_REQUEST:_
Every entry must be duplicated precisely as written.

============

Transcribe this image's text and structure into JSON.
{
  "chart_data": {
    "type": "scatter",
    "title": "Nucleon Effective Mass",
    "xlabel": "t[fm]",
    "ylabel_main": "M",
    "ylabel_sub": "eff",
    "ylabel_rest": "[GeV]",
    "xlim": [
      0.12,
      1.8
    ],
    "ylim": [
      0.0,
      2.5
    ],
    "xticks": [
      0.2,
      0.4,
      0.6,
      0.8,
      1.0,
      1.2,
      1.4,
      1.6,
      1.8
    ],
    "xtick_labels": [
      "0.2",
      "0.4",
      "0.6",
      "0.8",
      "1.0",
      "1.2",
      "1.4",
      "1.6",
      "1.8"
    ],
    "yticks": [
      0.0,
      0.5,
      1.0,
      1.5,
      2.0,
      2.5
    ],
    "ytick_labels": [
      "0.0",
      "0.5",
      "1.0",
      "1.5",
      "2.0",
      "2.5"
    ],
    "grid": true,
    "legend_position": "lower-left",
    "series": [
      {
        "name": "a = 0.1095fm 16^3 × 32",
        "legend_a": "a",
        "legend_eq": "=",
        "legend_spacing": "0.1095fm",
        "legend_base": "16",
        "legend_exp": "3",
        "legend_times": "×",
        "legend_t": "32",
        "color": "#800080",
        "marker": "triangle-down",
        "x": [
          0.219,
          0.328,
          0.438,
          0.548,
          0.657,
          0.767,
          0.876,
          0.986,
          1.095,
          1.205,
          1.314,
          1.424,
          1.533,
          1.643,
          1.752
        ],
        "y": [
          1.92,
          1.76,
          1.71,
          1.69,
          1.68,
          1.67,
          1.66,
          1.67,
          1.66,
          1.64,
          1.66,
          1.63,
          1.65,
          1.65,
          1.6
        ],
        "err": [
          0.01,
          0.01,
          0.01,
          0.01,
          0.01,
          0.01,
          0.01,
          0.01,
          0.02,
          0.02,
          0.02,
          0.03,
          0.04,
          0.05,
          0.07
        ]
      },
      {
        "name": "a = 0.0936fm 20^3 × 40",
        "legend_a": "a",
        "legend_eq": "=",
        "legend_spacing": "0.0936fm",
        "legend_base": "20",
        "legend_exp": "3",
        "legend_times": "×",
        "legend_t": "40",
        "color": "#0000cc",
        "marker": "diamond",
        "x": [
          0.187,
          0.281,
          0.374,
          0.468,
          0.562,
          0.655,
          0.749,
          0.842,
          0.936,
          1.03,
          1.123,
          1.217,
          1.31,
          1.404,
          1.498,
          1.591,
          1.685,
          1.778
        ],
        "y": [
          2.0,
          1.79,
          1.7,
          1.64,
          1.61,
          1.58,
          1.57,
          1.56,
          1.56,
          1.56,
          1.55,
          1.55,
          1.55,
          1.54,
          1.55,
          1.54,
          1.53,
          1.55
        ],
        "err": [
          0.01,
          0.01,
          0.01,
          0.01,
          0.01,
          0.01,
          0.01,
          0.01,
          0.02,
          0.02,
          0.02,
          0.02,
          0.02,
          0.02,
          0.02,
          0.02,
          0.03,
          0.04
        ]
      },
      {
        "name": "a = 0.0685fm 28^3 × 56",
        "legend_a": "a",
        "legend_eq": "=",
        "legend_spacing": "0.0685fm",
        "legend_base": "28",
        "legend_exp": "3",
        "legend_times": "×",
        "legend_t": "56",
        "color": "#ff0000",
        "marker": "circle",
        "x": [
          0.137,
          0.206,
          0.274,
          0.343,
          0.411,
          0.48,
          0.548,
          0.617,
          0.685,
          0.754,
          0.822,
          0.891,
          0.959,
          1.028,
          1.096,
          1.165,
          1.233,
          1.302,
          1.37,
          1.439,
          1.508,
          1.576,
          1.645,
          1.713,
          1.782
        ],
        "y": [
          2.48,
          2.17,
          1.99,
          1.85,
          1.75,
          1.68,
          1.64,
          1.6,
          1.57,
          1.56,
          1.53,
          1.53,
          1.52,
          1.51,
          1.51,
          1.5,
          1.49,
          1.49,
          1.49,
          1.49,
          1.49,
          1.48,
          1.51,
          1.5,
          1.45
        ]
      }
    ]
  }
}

============

_SOLUTION TO THIS PROBLEM:_
Transcribe this image's text and structure into JSON.
{
  "chart_data": {
    "type": "scatter",
    "title": "Nucleon Effective Mass",
    "xlabel": "t[fm]",
    "ylabel_main": "M",
    "ylabel_sub": "eff",
    "ylabel_rest": "[GeV]",
    "xlim": [
      0.12,
      1.8
    ],
    "ylim": [
      0.0,
      2.5
    ],
    "xticks": [
      0.2,
      0.4,
      0.6,
      0.8,
      1.0,
      1.2,
      1.4,
      1.6,
      1.8
    ],
    "xtick_labels": [
      "0.2",
      "0.4",
      "0.6",
      "0.8",
      "1.0",
      "1.2",
      "1.4",
      "1.6",
      "1.8"
    ],
    "yticks": [
      0.0,
      0.5,
      1.0,
      1.5,
      2.0,
      2.5
    ],
    "ytick_labels": [
      "0.0",
      "0.5",
      "1.0",
      "1.5",
      "2.0",
      "2.5"
    ],
    "grid": true,
    "legend_position": "lower-left",
    "series": [
      {
        "name": "a = 0.1095fm 16^3 × 32",
        "legend_a": "a",
        "legend_eq": "=",
        "legend_spacing": "0.1095fm",
        "legend_base": "16",
        "legend_exp": "3",
        "legend_times": "×",
        "legend_t": "32",
        "color": "#800080",
        "marker": "triangle-down",
        "x": [
          0.219,
          0.328,
          0.438,
          0.548,
          0.657,
          0.767,
          0.876,
          0.986,
          1.095,
          1.205,
          1.314,
          1.424,
          1.533,
          1.643,
          1.752
        ],
        "y": [
          1.92,
          1.76,
          1.71,
          1.69,
          1.68,
          1.67,
          1.66,
          1.67,
          1.66,
          1.64,
          1.66,
          1.63,
          1.65,
          1.65,
          1.6
        ],
        "err": [
          0.01,
          0.01,
          0.01,
          0.01,
          0.01,
          0.01,
          0.01,
          0.01,
          0.02,
          0.02,
          0.02,
          0.03,
          0.04,
          0.05,
          0.07
        ]
      },
      {
        "name": "a = 0.0936fm 20^3 × 40",
        "legend_a": "a",
        "legend_eq": "=",
        "legend_spacing": "0.0936fm",
        "legend_base": "20",
        "legend_exp": "3",
        "legend_times": "×",
        "legend_t": "40",
        "color": "#0000cc",
        "marker": "diamond",
        "x": [
          0.187,
          0.281,
          0.374,
          0.468,
          0.562,
          0.655,
          0.749,
          0.842,
          0.936,
          1.03,
          1.123,
          1.217,
          1.31,
          1.404,
          1.498,
          1.591,
          1.685,
          1.778
        ],
        "y": [
          2.0,
          1.79,
          1.7,
          1.64,
          1.61,
          1.58,
          1.57,
          1.56,
          1.56,
          1.56,
          1.55,
          1.55,
          1.55,
          1.54,
          1.55,
          1.54,
          1.53,
          1.55
        ],
        "err": [
          0.01,
          0.01,
          0.01,
          0.01,
          0.01,
          0.01,
          0.01,
          0.01,
          0.02,
          0.02,
          0.02,
          0.02,
          0.02,
          0.02,
          0.02,
          0.02,
          0.03,
          0.04
        ]
      },
      {
        "name": "a = 0.0685fm 28^3 × 56",
        "legend_a": "a",
        "legend_eq": "=",
        "legend_spacing": "0.0685fm",
        "legend_base": "28",
        "legend_exp": "3",
        "legend_times": "×",
        "legend_t": "56",
        "color": "#ff0000",
        "marker": "circle",
        "x": [
          0.137,
          0.206,
          0.274,
          0.343,
          0.411,
          0.48,
          0.548,
          0.617,
          0.685,
          0.754,
          0.822,
          0.891,
          0.959,
          1.028,
          1.096,
          1.165,
          1.233,
          1.302,
          1.37,
          1.439,
          1.508,
          1.576,
          1.645,
          1.713,
          1.782
        ],
        "y": [
          2.48,
          2.17,
          1.99,
          1.85,
          1.75,
          1.68,
          1.64,
          1.6,
          1.57,
          1.56,
          1.53,
          1.53,
          1.52,
          1.51,
          1.51,
          1.5,
          1.49,
          1.49,
          1.49,
          1.49,
          1.49,
          1.48,
          1.51,
          1.5,
          1.45
        ]
      }
    ]
  }
}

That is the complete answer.